Challenge 1> In the comments on high-altitude wind kites, why does one writer suggest tethering the kites to each other in 3-dimensional lattices?
Challenge 2> From the comments on wind kites, extract the passage that opens with the words "Funny how we" and closes with "from the U.S.?".

Quoted passage>

A little experience in Vietnam where a barrage balloon was used to hold a radio set aloft indicates that a 5000 cu ft helium filled balloon was needed to hold the back-pack radio together with its tethering cable and a radio transmission cable - and that was only to 1000 metres height.
Can anyone tell me how much the cable would weigh for these very much larger flying kites? Think in kilo-tonnes.

Yes great idea; keep 'em coming!

Funny how we are all so skeptical about politians; will we ever get them to be serious about energy and being sensible about the Earth running out of limited resources? Capitalism does not work in the long term. The man in the street sees it but our short-sighted "leaders" trundle on with their old ideas. Patting each other on the back, dreaming they are being of use...I long for sense, but I can't see any real changes coming, unless, and this is ironic, it comes from the U.S.?

Let's Go Fly A Kite...

With a decent sky-hook pulley system, we could even generate power on the downwards trajectory (if only...).

But seriously, this is only the beginning of a potentially very exciting alternative source of energy. Kites could be tethered to each other to create massive 3-dimensional high-altitude lattices of wind energy generation, to avoid the necessity of having one massive cable for every kite.

As for the risk of failure, it is actually very, very low. It is easy to imagine that such kites would have few if any moving parts. Besides, devices exist to allow things to fall safely through the air without damaging themselves or others when they land in case of emergency - they're called parachutes.

This technology is exciting and entirely feasible.

yeah

Next, we'll show how to reconcile the chinese and the russians, how to split an atom, and how to irrigate vast areas of the sahara desert.

Stored data>
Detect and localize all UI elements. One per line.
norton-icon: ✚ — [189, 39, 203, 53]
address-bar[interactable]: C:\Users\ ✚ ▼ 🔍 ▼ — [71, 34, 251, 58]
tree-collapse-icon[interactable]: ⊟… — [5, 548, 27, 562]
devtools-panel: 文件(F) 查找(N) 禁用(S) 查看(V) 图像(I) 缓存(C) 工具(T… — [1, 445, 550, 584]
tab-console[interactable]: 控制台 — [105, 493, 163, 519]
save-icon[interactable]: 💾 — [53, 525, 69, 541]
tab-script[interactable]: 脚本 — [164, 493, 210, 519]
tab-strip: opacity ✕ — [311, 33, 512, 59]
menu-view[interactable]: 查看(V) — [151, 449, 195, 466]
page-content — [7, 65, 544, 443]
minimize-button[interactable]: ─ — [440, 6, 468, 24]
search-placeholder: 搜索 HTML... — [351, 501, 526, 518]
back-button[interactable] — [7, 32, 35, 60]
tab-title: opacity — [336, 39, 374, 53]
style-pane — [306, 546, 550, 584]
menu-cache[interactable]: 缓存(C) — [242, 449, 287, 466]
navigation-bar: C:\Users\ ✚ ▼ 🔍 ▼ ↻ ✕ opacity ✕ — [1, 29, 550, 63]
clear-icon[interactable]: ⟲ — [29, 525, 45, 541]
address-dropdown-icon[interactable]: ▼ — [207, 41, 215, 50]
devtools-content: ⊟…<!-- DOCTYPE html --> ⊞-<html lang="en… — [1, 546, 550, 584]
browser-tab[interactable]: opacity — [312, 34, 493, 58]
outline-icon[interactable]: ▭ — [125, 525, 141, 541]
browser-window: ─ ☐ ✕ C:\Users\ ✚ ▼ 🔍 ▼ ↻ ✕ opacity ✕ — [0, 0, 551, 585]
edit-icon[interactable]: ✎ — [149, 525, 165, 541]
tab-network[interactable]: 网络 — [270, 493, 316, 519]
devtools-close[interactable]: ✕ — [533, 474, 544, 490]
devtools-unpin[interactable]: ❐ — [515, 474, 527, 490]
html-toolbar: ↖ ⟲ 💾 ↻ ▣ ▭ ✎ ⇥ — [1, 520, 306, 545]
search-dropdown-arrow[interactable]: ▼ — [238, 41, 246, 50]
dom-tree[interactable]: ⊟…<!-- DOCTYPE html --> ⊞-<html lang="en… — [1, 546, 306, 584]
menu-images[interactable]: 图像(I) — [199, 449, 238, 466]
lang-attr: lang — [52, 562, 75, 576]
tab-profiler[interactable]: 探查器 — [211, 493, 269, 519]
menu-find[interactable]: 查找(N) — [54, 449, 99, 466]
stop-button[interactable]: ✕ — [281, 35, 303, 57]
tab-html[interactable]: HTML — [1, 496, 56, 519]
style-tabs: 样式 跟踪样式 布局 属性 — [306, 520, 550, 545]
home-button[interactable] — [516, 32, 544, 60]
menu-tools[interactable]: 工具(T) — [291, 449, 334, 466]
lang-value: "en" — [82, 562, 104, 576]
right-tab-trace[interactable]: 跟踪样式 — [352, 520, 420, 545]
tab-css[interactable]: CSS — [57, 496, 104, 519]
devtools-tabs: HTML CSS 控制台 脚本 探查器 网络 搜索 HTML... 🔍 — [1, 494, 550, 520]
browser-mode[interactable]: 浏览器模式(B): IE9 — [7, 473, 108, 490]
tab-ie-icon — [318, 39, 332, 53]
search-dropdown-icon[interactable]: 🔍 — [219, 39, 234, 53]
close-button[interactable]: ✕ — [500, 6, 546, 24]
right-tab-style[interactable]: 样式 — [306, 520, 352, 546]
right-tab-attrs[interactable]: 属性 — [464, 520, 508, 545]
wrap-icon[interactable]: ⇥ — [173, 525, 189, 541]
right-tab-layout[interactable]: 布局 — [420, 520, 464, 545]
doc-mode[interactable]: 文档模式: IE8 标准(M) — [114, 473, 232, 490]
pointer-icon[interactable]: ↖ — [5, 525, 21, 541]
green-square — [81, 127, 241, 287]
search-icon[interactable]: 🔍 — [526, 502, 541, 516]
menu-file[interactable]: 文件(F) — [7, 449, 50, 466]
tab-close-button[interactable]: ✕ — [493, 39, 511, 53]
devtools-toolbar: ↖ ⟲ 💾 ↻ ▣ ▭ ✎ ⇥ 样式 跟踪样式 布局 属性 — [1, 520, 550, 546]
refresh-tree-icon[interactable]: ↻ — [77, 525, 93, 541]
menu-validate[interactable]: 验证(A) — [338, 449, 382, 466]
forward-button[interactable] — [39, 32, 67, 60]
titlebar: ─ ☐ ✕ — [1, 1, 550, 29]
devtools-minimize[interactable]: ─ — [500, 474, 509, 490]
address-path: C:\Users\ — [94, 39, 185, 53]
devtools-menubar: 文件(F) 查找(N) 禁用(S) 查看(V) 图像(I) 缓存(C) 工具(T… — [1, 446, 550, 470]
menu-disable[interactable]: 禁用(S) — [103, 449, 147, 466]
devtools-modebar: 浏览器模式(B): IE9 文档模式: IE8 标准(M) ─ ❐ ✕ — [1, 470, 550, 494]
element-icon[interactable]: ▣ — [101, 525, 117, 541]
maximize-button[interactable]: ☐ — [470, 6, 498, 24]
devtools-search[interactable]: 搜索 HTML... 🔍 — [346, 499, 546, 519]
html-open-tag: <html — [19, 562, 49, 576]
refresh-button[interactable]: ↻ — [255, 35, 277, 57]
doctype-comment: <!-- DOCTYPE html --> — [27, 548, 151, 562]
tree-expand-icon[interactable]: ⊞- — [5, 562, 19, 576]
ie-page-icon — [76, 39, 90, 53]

Expected output 1> Tethering the kites to each other would avoid the need for one massive cable for every kite.

Expected output 2>
Funny how we are all so skeptical about politians; will we ever get them to be serious about energy and being sensible about the Earth running out of limited resources? Capitalism does not work in the long term. The man in the street sees it but our short-sighted "leaders" trundle on with their old ideas. Patting each other on the back, dreaming they are being of use...I long for sense, but I can't see any real changes coming, unless, and this is ironic, it comes from the U.S.?